■ **Required work**:
Starting with the first line of the material and going on through the line that contains "text: First trail (114, 145, 194, 159)", rewrite those lines as a numbered list, leaving out any blank lines.

■ **Source data**:
= = =

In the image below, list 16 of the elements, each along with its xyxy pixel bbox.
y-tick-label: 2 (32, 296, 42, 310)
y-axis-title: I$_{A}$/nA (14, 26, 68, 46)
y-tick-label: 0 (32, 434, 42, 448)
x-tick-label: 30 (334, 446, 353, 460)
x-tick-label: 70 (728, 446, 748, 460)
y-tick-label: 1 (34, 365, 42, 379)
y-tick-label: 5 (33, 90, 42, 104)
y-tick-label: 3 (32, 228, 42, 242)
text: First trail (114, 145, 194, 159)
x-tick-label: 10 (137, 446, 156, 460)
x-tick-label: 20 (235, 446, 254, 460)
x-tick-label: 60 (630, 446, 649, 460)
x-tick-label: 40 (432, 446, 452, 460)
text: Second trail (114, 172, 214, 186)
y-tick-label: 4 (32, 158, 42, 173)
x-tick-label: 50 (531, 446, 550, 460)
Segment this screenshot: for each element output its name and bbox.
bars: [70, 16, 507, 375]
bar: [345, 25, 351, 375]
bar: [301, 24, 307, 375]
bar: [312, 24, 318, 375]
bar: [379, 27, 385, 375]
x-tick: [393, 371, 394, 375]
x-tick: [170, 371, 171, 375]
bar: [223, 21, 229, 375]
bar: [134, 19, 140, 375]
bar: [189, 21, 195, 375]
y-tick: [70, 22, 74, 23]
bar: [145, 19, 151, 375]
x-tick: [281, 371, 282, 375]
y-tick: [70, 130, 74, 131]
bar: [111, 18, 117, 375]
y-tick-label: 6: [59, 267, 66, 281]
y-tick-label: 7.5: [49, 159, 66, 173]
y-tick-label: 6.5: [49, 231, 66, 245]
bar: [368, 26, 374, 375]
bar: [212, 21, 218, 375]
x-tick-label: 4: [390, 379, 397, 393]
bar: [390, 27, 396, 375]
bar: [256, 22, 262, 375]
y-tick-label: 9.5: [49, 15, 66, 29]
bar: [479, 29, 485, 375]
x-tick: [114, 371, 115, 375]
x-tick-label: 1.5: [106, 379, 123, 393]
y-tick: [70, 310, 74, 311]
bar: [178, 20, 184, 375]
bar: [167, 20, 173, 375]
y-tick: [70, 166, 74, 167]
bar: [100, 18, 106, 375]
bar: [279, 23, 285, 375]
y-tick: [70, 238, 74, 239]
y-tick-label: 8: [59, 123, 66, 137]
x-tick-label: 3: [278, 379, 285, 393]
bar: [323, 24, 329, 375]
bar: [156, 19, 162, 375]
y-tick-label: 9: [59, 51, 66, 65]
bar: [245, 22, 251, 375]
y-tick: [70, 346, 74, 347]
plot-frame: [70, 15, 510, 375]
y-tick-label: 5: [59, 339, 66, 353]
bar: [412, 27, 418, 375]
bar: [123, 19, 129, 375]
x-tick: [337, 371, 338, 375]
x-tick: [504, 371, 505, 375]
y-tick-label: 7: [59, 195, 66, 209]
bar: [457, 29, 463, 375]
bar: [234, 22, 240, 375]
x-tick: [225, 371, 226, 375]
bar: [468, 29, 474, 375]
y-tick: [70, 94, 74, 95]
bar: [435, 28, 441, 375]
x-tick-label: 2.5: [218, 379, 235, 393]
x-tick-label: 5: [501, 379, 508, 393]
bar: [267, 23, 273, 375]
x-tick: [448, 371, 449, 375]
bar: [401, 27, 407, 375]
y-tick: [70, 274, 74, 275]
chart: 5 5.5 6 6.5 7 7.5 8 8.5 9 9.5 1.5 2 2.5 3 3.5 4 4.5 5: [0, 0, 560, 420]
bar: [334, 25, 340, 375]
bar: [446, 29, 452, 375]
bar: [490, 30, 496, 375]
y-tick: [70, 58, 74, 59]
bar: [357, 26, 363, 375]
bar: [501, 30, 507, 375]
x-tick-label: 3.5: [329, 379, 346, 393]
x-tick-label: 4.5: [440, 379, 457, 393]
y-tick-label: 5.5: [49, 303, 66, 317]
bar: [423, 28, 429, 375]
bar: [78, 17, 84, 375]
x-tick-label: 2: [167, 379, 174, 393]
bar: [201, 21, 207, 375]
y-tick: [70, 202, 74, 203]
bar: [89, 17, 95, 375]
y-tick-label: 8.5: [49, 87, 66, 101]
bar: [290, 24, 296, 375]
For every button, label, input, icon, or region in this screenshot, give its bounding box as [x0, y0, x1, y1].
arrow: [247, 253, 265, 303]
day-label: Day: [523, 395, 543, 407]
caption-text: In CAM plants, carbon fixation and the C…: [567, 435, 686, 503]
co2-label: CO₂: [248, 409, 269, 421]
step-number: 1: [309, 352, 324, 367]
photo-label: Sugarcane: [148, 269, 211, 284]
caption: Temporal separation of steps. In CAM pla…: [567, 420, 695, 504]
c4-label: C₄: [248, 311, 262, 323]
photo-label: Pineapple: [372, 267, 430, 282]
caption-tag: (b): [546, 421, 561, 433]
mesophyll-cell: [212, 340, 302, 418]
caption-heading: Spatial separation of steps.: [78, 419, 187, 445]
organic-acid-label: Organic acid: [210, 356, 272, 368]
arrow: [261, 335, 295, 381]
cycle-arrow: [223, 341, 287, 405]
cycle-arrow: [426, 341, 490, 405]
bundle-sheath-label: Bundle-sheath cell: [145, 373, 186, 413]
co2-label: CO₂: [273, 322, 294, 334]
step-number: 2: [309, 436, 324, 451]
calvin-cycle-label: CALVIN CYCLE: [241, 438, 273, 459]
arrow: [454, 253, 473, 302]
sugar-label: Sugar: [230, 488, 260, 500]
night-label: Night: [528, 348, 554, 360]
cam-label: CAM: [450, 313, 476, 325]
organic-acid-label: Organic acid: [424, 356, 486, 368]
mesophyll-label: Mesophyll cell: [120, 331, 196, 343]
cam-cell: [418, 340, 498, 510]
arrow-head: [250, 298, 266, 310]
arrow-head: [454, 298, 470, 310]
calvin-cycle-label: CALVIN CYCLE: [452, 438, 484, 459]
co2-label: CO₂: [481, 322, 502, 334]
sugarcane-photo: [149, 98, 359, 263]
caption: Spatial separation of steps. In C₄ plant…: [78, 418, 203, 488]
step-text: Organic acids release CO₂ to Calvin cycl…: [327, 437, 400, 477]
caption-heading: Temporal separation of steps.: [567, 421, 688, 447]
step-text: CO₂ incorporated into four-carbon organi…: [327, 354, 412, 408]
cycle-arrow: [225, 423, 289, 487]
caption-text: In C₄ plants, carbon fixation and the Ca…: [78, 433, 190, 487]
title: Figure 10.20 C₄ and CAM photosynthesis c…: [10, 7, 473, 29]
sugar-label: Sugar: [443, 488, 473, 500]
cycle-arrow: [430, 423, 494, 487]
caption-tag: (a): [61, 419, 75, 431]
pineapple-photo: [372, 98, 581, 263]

= = =

■ **Result for this task**:
1. In the image below, list 16 of the elements, each along with its xyxy pixel bbox.
2. y-tick-label: 2 (32, 296, 42, 310)
3. y-axis-title: I$_{A}$/nA (14, 26, 68, 46)
4. y-tick-label: 0 (32, 434, 42, 448)
5. x-tick-label: 30 (334, 446, 353, 460)
6. x-tick-label: 70 (728, 446, 748, 460)
7. y-tick-label: 1 (34, 365, 42, 379)
8. y-tick-label: 5 (33, 90, 42, 104)
9. y-tick-label: 3 (32, 228, 42, 242)
10. text: First trail (114, 145, 194, 159)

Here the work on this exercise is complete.